— Data items —
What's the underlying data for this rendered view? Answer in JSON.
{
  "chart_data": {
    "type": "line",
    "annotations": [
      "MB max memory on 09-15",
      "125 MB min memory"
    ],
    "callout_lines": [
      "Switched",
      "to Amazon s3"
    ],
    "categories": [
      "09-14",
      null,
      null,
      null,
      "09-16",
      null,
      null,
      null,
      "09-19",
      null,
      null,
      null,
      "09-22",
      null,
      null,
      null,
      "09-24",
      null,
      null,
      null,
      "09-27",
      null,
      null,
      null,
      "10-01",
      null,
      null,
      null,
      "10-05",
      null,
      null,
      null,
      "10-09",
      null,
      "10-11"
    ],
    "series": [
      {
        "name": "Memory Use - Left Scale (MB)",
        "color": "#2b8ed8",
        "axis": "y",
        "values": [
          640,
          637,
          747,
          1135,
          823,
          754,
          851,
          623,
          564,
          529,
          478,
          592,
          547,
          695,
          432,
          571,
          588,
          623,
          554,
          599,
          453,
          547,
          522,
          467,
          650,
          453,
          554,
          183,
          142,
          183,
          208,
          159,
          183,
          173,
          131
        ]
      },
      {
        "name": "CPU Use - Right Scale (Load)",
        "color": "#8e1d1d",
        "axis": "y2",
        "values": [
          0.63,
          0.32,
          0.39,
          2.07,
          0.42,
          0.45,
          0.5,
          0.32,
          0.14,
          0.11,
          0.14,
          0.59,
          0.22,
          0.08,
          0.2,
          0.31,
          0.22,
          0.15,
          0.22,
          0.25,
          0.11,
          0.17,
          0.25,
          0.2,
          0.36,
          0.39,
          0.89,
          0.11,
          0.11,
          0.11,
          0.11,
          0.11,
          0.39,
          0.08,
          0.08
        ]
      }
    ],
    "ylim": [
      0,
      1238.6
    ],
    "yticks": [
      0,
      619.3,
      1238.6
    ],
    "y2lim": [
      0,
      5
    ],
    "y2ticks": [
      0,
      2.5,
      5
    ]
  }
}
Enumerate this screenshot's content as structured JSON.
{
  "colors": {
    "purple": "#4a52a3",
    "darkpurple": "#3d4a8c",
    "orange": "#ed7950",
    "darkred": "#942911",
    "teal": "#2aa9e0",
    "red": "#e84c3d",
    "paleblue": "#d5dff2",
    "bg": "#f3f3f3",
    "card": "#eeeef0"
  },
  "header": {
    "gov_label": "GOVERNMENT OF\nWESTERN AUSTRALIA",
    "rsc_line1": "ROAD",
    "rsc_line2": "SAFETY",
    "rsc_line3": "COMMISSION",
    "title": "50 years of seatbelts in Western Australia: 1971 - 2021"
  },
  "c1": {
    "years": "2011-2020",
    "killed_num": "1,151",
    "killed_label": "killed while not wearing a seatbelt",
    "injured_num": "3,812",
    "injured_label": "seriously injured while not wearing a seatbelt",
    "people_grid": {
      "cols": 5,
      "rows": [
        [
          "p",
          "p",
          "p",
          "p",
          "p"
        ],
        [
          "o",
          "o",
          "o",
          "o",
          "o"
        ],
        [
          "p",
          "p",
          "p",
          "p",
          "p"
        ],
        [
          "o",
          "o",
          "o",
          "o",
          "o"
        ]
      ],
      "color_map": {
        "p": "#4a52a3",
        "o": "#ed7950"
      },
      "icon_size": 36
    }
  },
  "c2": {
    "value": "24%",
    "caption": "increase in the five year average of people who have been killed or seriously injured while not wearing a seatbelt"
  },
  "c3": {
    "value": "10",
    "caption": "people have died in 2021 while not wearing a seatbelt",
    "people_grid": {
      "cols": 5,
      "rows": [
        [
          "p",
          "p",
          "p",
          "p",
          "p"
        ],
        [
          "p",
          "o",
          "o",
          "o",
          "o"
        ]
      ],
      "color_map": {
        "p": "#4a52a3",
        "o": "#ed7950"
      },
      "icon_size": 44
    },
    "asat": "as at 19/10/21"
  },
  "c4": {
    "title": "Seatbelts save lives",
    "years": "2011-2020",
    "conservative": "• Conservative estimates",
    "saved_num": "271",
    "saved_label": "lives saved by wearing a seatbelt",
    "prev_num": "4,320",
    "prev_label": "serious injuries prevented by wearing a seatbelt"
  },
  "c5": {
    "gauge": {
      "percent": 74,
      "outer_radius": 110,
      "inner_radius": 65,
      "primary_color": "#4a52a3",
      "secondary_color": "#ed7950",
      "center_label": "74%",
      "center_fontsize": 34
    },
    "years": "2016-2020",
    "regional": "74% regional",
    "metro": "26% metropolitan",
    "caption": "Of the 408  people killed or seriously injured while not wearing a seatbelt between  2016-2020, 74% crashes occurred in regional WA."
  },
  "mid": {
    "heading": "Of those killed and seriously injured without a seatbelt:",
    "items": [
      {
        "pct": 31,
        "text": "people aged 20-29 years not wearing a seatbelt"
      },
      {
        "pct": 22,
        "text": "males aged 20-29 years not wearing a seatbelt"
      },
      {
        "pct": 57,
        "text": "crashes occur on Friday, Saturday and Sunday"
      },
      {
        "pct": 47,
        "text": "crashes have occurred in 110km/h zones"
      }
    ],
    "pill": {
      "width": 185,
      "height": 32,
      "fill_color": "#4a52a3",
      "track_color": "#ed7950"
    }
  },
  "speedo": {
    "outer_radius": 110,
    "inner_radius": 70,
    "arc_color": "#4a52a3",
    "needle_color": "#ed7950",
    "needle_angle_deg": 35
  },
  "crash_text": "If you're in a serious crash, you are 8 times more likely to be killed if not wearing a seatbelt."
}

— WRITTEN PROBLEM —
All of the entries above should be written out again exactly.

— CORRECT RESULT —
What's the underlying data for this rendered view? Answer in JSON.
{
  "chart_data": {
    "type": "line",
    "annotations": [
      "MB max memory on 09-15",
      "125 MB min memory"
    ],
    "callout_lines": [
      "Switched",
      "to Amazon s3"
    ],
    "categories": [
      "09-14",
      null,
      null,
      null,
      "09-16",
      null,
      null,
      null,
      "09-19",
      null,
      null,
      null,
      "09-22",
      null,
      null,
      null,
      "09-24",
      null,
      null,
      null,
      "09-27",
      null,
      null,
      null,
      "10-01",
      null,
      null,
      null,
      "10-05",
      null,
      null,
      null,
      "10-09",
      null,
      "10-11"
    ],
    "series": [
      {
        "name": "Memory Use - Left Scale (MB)",
        "color": "#2b8ed8",
        "axis": "y",
        "values": [
          640,
          637,
          747,
          1135,
          823,
          754,
          851,
          623,
          564,
          529,
          478,
          592,
          547,
          695,
          432,
          571,
          588,
          623,
          554,
          599,
          453,
          547,
          522,
          467,
          650,
          453,
          554,
          183,
          142,
          183,
          208,
          159,
          183,
          173,
          131
        ]
      },
      {
        "name": "CPU Use - Right Scale (Load)",
        "color": "#8e1d1d",
        "axis": "y2",
        "values": [
          0.63,
          0.32,
          0.39,
          2.07,
          0.42,
          0.45,
          0.5,
          0.32,
          0.14,
          0.11,
          0.14,
          0.59,
          0.22,
          0.08,
          0.2,
          0.31,
          0.22,
          0.15,
          0.22,
          0.25,
          0.11,
          0.17,
          0.25,
          0.2,
          0.36,
          0.39,
          0.89,
          0.11,
          0.11,
          0.11,
          0.11,
          0.11,
          0.39,
          0.08,
          0.08
        ]
      }
    ],
    "ylim": [
      0,
      1238.6
    ],
    "yticks": [
      0,
      619.3,
      1238.6
    ],
    "y2lim": [
      0,
      5
    ],
    "y2ticks": [
      0,
      2.5,
      5
    ]
  }
}
Enumerate this screenshot's content as structured JSON.
{
  "colors": {
    "purple": "#4a52a3",
    "darkpurple": "#3d4a8c",
    "orange": "#ed7950",
    "darkred": "#942911",
    "teal": "#2aa9e0",
    "red": "#e84c3d",
    "paleblue": "#d5dff2",
    "bg": "#f3f3f3",
    "card": "#eeeef0"
  },
  "header": {
    "gov_label": "GOVERNMENT OF\nWESTERN AUSTRALIA",
    "rsc_line1": "ROAD",
    "rsc_line2": "SAFETY",
    "rsc_line3": "COMMISSION",
    "title": "50 years of seatbelts in Western Australia: 1971 - 2021"
  },
  "c1": {
    "years": "2011-2020",
    "killed_num": "1,151",
    "killed_label": "killed while not wearing a seatbelt",
    "injured_num": "3,812",
    "injured_label": "seriously injured while not wearing a seatbelt",
    "people_grid": {
      "cols": 5,
      "rows": [
        [
          "p",
          "p",
          "p",
          "p",
          "p"
        ],
        [
          "o",
          "o",
          "o",
          "o",
          "o"
        ],
        [
          "p",
          "p",
          "p",
          "p",
          "p"
        ],
        [
          "o",
          "o",
          "o",
          "o",
          "o"
        ]
      ],
      "color_map": {
        "p": "#4a52a3",
        "o": "#ed7950"
      },
      "icon_size": 36
    }
  },
  "c2": {
    "value": "24%",
    "caption": "increase in the five year average of people who have been killed or seriously injured while not wearing a seatbelt"
  },
  "c3": {
    "value": "10",
    "caption": "people have died in 2021 while not wearing a seatbelt",
    "people_grid": {
      "cols": 5,
      "rows": [
        [
          "p",
          "p",
          "p",
          "p",
          "p"
        ],
        [
          "p",
          "o",
          "o",
          "o",
          "o"
        ]
      ],
      "color_map": {
        "p": "#4a52a3",
        "o": "#ed7950"
      },
      "icon_size": 44
    },
    "asat": "as at 19/10/21"
  },
  "c4": {
    "title": "Seatbelts save lives",
    "years": "2011-2020",
    "conservative": "• Conservative estimates",
    "saved_num": "271",
    "saved_label": "lives saved by wearing a seatbelt",
    "prev_num": "4,320",
    "prev_label": "serious injuries prevented by wearing a seatbelt"
  },
  "c5": {
    "gauge": {
      "percent": 74,
      "outer_radius": 110,
      "inner_radius": 65,
      "primary_color": "#4a52a3",
      "secondary_color": "#ed7950",
      "center_label": "74%",
      "center_fontsize": 34
    },
    "years": "2016-2020",
    "regional": "74% regional",
    "metro": "26% metropolitan",
    "caption": "Of the 408  people killed or seriously injured while not wearing a seatbelt between  2016-2020, 74% crashes occurred in regional WA."
  },
  "mid": {
    "heading": "Of those killed and seriously injured without a seatbelt:",
    "items": [
      {
        "pct": 31,
        "text": "people aged 20-29 years not wearing a seatbelt"
      },
      {
        "pct": 22,
        "text": "males aged 20-29 years not wearing a seatbelt"
      },
      {
        "pct": 57,
        "text": "crashes occur on Friday, Saturday and Sunday"
      },
      {
        "pct": 47,
        "text": "crashes have occurred in 110km/h zones"
      }
    ],
    "pill": {
      "width": 185,
      "height": 32,
      "fill_color": "#4a52a3",
      "track_color": "#ed7950"
    }
  },
  "speedo": {
    "outer_radius": 110,
    "inner_radius": 70,
    "arc_color": "#4a52a3",
    "needle_color": "#ed7950",
    "needle_angle_deg": 35
  },
  "crash_text": "If you're in a serious crash, you are 8 times more likely to be killed if not wearing a seatbelt."
}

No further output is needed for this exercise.